----- Material provided -----
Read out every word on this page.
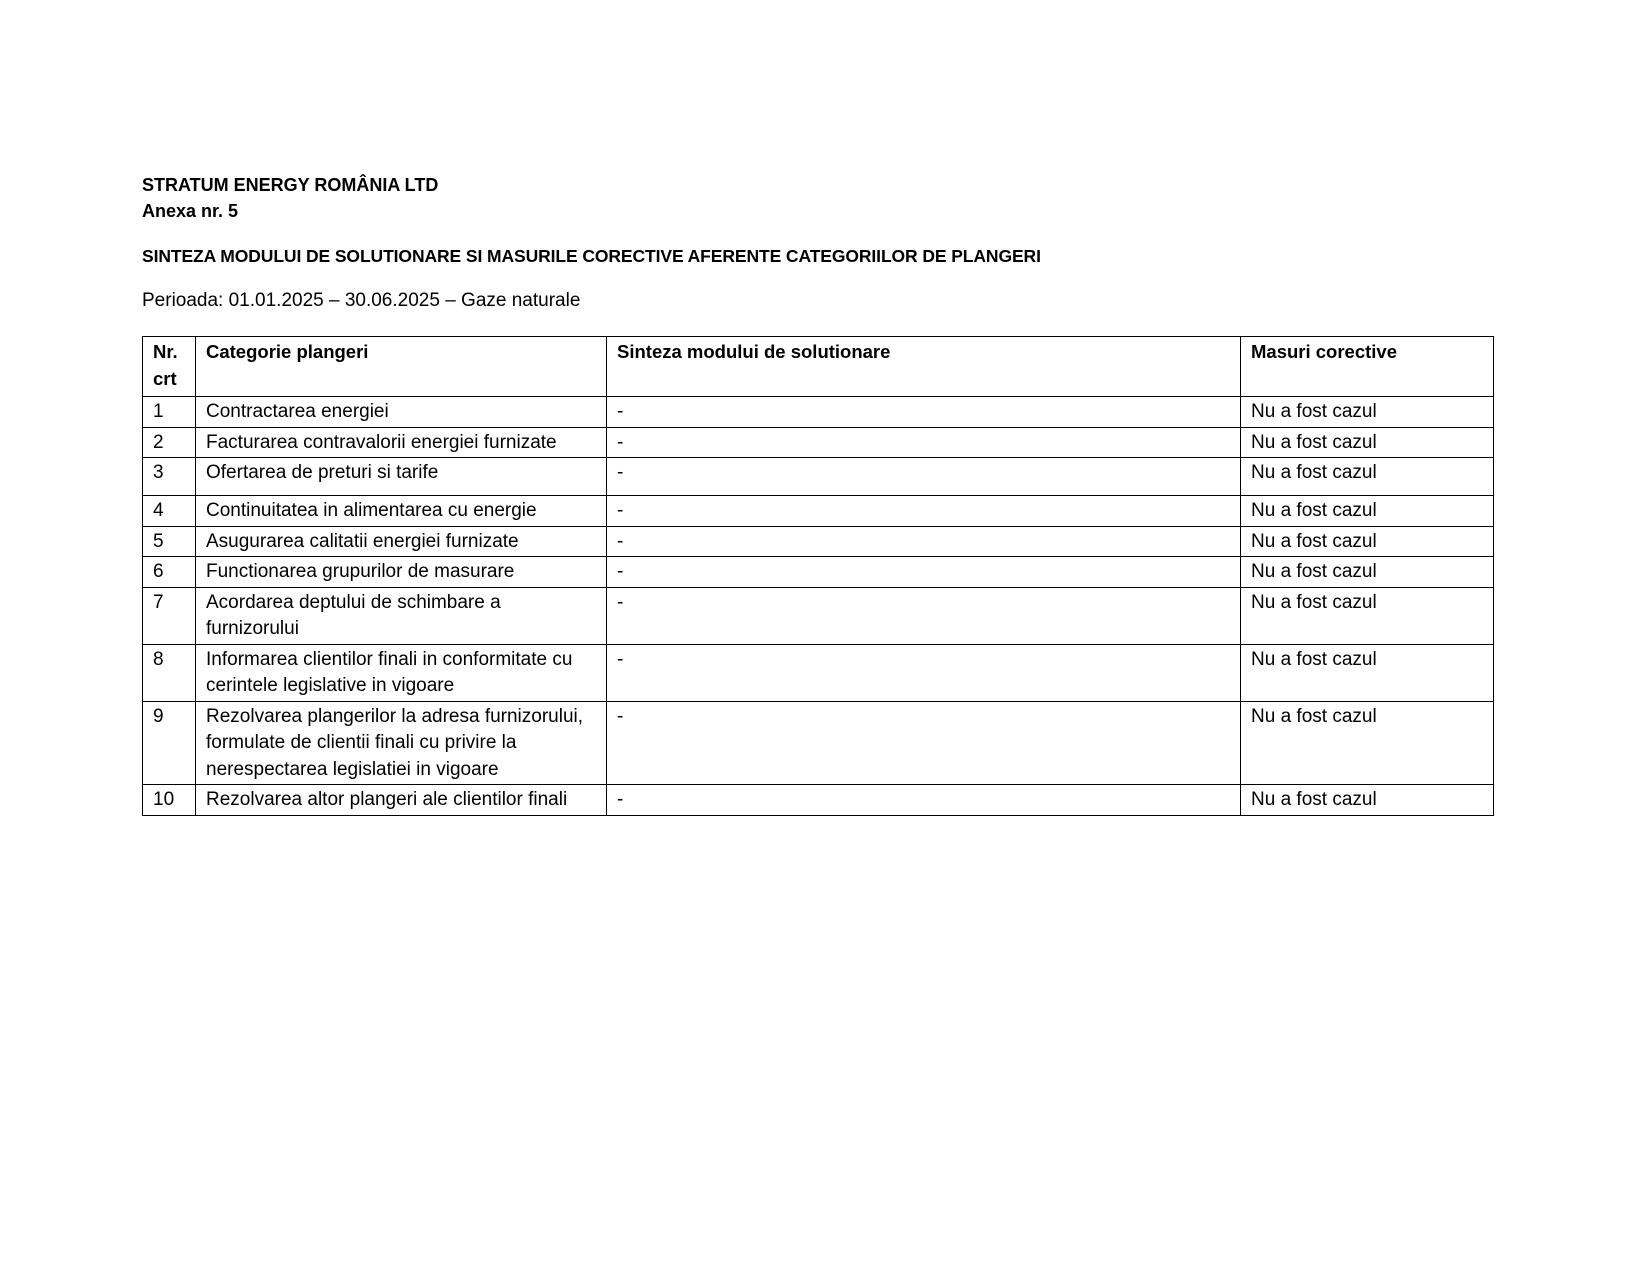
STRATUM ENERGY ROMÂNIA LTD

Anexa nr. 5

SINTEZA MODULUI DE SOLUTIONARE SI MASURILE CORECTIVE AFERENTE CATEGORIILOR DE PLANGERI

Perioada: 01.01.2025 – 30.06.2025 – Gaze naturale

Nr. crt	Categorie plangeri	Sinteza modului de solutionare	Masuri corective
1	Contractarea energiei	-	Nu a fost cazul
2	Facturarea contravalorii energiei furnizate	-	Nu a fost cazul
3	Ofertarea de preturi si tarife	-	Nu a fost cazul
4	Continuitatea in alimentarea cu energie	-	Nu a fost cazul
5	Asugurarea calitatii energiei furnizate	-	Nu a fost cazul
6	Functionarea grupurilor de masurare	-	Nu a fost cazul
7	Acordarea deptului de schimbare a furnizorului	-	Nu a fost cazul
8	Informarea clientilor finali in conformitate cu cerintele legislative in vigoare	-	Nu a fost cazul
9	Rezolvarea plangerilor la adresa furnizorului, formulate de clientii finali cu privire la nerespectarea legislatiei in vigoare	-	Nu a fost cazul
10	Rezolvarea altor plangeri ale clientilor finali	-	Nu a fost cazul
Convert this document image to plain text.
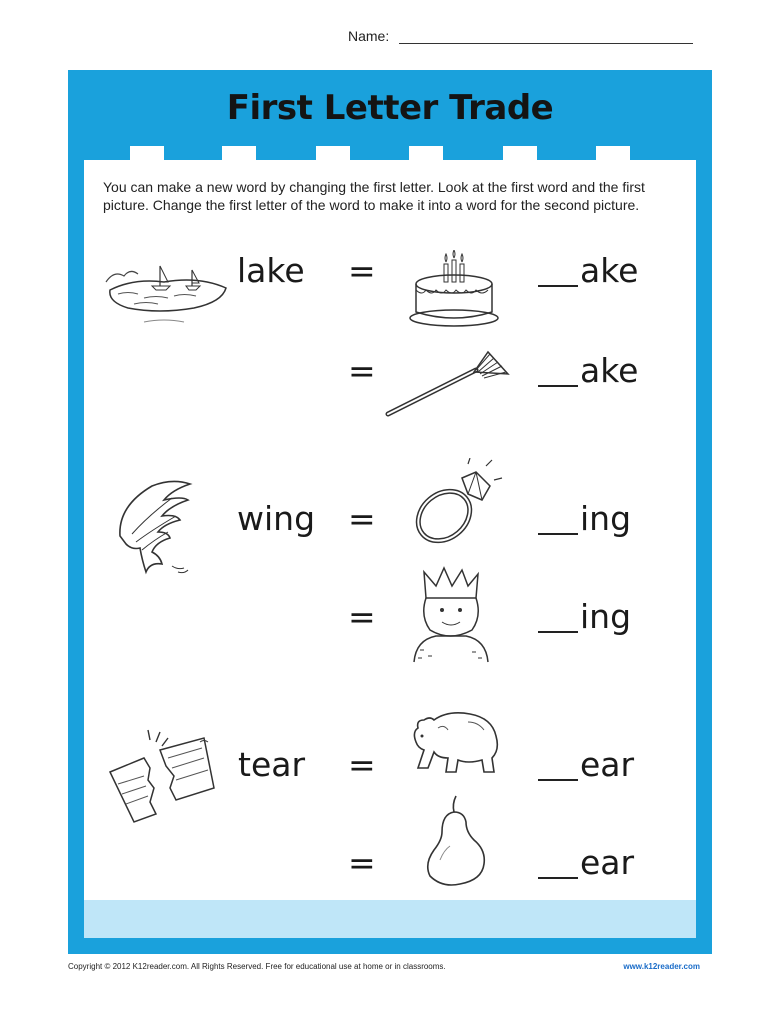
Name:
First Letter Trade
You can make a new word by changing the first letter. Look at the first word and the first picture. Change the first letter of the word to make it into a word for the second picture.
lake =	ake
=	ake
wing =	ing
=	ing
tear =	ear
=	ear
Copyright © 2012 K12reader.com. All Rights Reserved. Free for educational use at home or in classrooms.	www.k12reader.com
-----
## What is expected
Write the records out once more, exactly as they appear, with no pictures.

## Problem solution
Read out every word on this page.
STRATUM ENERGY ROMÂNIA LTD

Anexa nr. 5

SINTEZA MODULUI DE SOLUTIONARE SI MASURILE CORECTIVE AFERENTE CATEGORIILOR DE PLANGERI

Perioada: 01.01.2025 – 30.06.2025 – Gaze naturale

Nr. crt	Categorie plangeri	Sinteza modului de solutionare	Masuri corective
1	Contractarea energiei	-	Nu a fost cazul
2	Facturarea contravalorii energiei furnizate	-	Nu a fost cazul
3	Ofertarea de preturi si tarife	-	Nu a fost cazul
4	Continuitatea in alimentarea cu energie	-	Nu a fost cazul
5	Asugurarea calitatii energiei furnizate	-	Nu a fost cazul
6	Functionarea grupurilor de masurare	-	Nu a fost cazul
7	Acordarea deptului de schimbare a furnizorului	-	Nu a fost cazul
8	Informarea clientilor finali in conformitate cu cerintele legislative in vigoare	-	Nu a fost cazul
9	Rezolvarea plangerilor la adresa furnizorului, formulate de clientii finali cu privire la nerespectarea legislatiei in vigoare	-	Nu a fost cazul
10	Rezolvarea altor plangeri ale clientilor finali	-	Nu a fost cazul
Convert this document image to plain text.
Name:
First Letter Trade
You can make a new word by changing the first letter. Look at the first word and the first picture. Change the first letter of the word to make it into a word for the second picture.
lake =	ake
=	ake
wing =	ing
=	ing
tear =	ear
=	ear
Copyright © 2012 K12reader.com. All Rights Reserved. Free for educational use at home or in classrooms.	www.k12reader.com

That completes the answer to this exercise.